# WRITTEN PROBLEM:
Return the listing word for word, as given.

# RECORDS PROVIDED:
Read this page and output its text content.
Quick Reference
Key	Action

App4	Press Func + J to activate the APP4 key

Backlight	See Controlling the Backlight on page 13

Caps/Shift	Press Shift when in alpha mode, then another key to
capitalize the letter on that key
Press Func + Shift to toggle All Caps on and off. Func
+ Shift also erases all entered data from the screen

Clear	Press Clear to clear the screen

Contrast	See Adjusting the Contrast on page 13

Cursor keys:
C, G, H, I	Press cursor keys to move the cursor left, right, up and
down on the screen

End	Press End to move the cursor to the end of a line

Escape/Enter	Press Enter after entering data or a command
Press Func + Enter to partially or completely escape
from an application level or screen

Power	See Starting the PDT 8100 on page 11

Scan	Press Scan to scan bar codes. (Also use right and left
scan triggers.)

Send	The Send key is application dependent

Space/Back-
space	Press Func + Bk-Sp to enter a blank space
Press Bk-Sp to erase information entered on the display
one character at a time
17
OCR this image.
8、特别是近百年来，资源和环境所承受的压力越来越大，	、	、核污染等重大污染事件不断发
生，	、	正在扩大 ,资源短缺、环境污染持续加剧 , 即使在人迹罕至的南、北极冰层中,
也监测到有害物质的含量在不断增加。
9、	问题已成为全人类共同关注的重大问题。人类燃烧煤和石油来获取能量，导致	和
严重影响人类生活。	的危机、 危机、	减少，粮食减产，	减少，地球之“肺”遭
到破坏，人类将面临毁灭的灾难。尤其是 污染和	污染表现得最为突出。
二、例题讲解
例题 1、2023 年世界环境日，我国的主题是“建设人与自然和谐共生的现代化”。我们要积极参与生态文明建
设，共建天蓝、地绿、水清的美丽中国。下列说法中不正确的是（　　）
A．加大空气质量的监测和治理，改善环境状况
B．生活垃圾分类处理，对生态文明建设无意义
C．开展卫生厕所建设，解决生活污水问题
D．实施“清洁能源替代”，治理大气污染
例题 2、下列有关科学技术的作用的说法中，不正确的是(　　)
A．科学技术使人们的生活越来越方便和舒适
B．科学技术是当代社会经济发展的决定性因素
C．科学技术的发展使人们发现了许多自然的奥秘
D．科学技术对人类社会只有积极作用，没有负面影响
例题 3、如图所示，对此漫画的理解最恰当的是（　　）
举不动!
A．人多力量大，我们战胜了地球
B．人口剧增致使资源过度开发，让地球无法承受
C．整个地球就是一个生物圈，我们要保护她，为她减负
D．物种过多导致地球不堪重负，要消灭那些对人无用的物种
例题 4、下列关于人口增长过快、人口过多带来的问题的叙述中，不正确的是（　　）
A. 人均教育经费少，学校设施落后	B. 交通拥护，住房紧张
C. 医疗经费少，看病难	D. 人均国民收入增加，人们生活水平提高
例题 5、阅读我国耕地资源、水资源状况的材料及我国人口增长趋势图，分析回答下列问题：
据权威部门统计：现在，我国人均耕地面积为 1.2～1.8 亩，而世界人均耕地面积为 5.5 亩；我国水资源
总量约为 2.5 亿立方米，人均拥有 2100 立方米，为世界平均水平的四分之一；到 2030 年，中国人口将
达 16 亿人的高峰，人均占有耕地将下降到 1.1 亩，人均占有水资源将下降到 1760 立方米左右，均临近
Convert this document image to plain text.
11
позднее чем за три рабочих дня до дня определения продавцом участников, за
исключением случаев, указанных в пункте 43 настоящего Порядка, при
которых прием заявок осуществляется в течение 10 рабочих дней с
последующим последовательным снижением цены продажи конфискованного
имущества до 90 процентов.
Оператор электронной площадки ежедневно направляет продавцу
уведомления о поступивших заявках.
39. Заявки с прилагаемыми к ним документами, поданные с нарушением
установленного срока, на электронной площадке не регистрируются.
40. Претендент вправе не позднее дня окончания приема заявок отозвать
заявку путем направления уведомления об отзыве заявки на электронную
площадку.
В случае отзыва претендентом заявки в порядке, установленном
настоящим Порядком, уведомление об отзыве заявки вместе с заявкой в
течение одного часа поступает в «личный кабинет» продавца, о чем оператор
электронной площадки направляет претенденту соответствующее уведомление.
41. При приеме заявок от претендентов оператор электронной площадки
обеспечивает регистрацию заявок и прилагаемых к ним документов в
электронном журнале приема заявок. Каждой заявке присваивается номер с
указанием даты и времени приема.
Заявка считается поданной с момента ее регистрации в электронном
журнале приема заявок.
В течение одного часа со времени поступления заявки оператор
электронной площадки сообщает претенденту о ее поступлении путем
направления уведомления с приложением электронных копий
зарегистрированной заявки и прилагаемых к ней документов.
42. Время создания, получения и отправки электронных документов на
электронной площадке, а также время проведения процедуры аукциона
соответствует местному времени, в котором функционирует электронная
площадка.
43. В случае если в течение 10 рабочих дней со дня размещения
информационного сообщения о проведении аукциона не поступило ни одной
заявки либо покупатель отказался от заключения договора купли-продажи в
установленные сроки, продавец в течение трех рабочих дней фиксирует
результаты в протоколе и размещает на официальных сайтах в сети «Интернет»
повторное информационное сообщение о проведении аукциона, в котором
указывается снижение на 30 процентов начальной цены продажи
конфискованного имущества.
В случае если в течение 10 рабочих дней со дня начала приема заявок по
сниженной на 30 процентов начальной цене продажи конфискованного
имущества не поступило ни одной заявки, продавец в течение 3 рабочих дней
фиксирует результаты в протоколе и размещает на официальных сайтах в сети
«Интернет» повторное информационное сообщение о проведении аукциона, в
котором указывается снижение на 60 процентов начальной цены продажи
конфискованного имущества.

# FINAL ANSWER:
Read this page and output its text content.
Quick Reference
Key	Action

App4	Press Func + J to activate the APP4 key

Backlight	See Controlling the Backlight on page 13

Caps/Shift	Press Shift when in alpha mode, then another key to
capitalize the letter on that key
Press Func + Shift to toggle All Caps on and off. Func
+ Shift also erases all entered data from the screen

Clear	Press Clear to clear the screen

Contrast	See Adjusting the Contrast on page 13

Cursor keys:
C, G, H, I	Press cursor keys to move the cursor left, right, up and
down on the screen

End	Press End to move the cursor to the end of a line

Escape/Enter	Press Enter after entering data or a command
Press Func + Enter to partially or completely escape
from an application level or screen

Power	See Starting the PDT 8100 on page 11

Scan	Press Scan to scan bar codes. (Also use right and left
scan triggers.)

Send	The Send key is application dependent

Space/Back-
space	Press Func + Bk-Sp to enter a blank space
Press Bk-Sp to erase information entered on the display
one character at a time
17
OCR this image.
8、特别是近百年来，资源和环境所承受的压力越来越大，	、	、核污染等重大污染事件不断发
生，	、	正在扩大 ,资源短缺、环境污染持续加剧 , 即使在人迹罕至的南、北极冰层中,
也监测到有害物质的含量在不断增加。
9、	问题已成为全人类共同关注的重大问题。人类燃烧煤和石油来获取能量，导致	和
严重影响人类生活。	的危机、 危机、	减少，粮食减产，	减少，地球之“肺”遭
到破坏，人类将面临毁灭的灾难。尤其是 污染和	污染表现得最为突出。
二、例题讲解
例题 1、2023 年世界环境日，我国的主题是“建设人与自然和谐共生的现代化”。我们要积极参与生态文明建
设，共建天蓝、地绿、水清的美丽中国。下列说法中不正确的是（　　）
A．加大空气质量的监测和治理，改善环境状况
B．生活垃圾分类处理，对生态文明建设无意义
C．开展卫生厕所建设，解决生活污水问题
D．实施“清洁能源替代”，治理大气污染
例题 2、下列有关科学技术的作用的说法中，不正确的是(　　)
A．科学技术使人们的生活越来越方便和舒适
B．科学技术是当代社会经济发展的决定性因素
C．科学技术的发展使人们发现了许多自然的奥秘
D．科学技术对人类社会只有积极作用，没有负面影响
例题 3、如图所示，对此漫画的理解最恰当的是（　　）
举不动!
A．人多力量大，我们战胜了地球
B．人口剧增致使资源过度开发，让地球无法承受
C．整个地球就是一个生物圈，我们要保护她，为她减负
D．物种过多导致地球不堪重负，要消灭那些对人无用的物种
例题 4、下列关于人口增长过快、人口过多带来的问题的叙述中，不正确的是（　　）
A. 人均教育经费少，学校设施落后	B. 交通拥护，住房紧张
C. 医疗经费少，看病难	D. 人均国民收入增加，人们生活水平提高
例题 5、阅读我国耕地资源、水资源状况的材料及我国人口增长趋势图，分析回答下列问题：
据权威部门统计：现在，我国人均耕地面积为 1.2～1.8 亩，而世界人均耕地面积为 5.5 亩；我国水资源
总量约为 2.5 亿立方米，人均拥有 2100 立方米，为世界平均水平的四分之一；到 2030 年，中国人口将
达 16 亿人的高峰，人均占有耕地将下降到 1.1 亩，人均占有水资源将下降到 1760 立方米左右，均临近
Convert this document image to plain text.
11
позднее чем за три рабочих дня до дня определения продавцом участников, за
исключением случаев, указанных в пункте 43 настоящего Порядка, при
которых прием заявок осуществляется в течение 10 рабочих дней с
последующим последовательным снижением цены продажи конфискованного
имущества до 90 процентов.
Оператор электронной площадки ежедневно направляет продавцу
уведомления о поступивших заявках.
39. Заявки с прилагаемыми к ним документами, поданные с нарушением
установленного срока, на электронной площадке не регистрируются.
40. Претендент вправе не позднее дня окончания приема заявок отозвать
заявку путем направления уведомления об отзыве заявки на электронную
площадку.
В случае отзыва претендентом заявки в порядке, установленном
настоящим Порядком, уведомление об отзыве заявки вместе с заявкой в
течение одного часа поступает в «личный кабинет» продавца, о чем оператор
электронной площадки направляет претенденту соответствующее уведомление.
41. При приеме заявок от претендентов оператор электронной площадки
обеспечивает регистрацию заявок и прилагаемых к ним документов в
электронном журнале приема заявок. Каждой заявке присваивается номер с
указанием даты и времени приема.
Заявка считается поданной с момента ее регистрации в электронном
журнале приема заявок.
В течение одного часа со времени поступления заявки оператор
электронной площадки сообщает претенденту о ее поступлении путем
направления уведомления с приложением электронных копий
зарегистрированной заявки и прилагаемых к ней документов.
42. Время создания, получения и отправки электронных документов на
электронной площадке, а также время проведения процедуры аукциона
соответствует местному времени, в котором функционирует электронная
площадка.
43. В случае если в течение 10 рабочих дней со дня размещения
информационного сообщения о проведении аукциона не поступило ни одной
заявки либо покупатель отказался от заключения договора купли-продажи в
установленные сроки, продавец в течение трех рабочих дней фиксирует
результаты в протоколе и размещает на официальных сайтах в сети «Интернет»
повторное информационное сообщение о проведении аукциона, в котором
указывается снижение на 30 процентов начальной цены продажи
конфискованного имущества.
В случае если в течение 10 рабочих дней со дня начала приема заявок по
сниженной на 30 процентов начальной цене продажи конфискованного
имущества не поступило ни одной заявки, продавец в течение 3 рабочих дней
фиксирует результаты в протоколе и размещает на официальных сайтах в сети
«Интернет» повторное информационное сообщение о проведении аукциона, в
котором указывается снижение на 60 процентов начальной цены продажи
конфискованного имущества.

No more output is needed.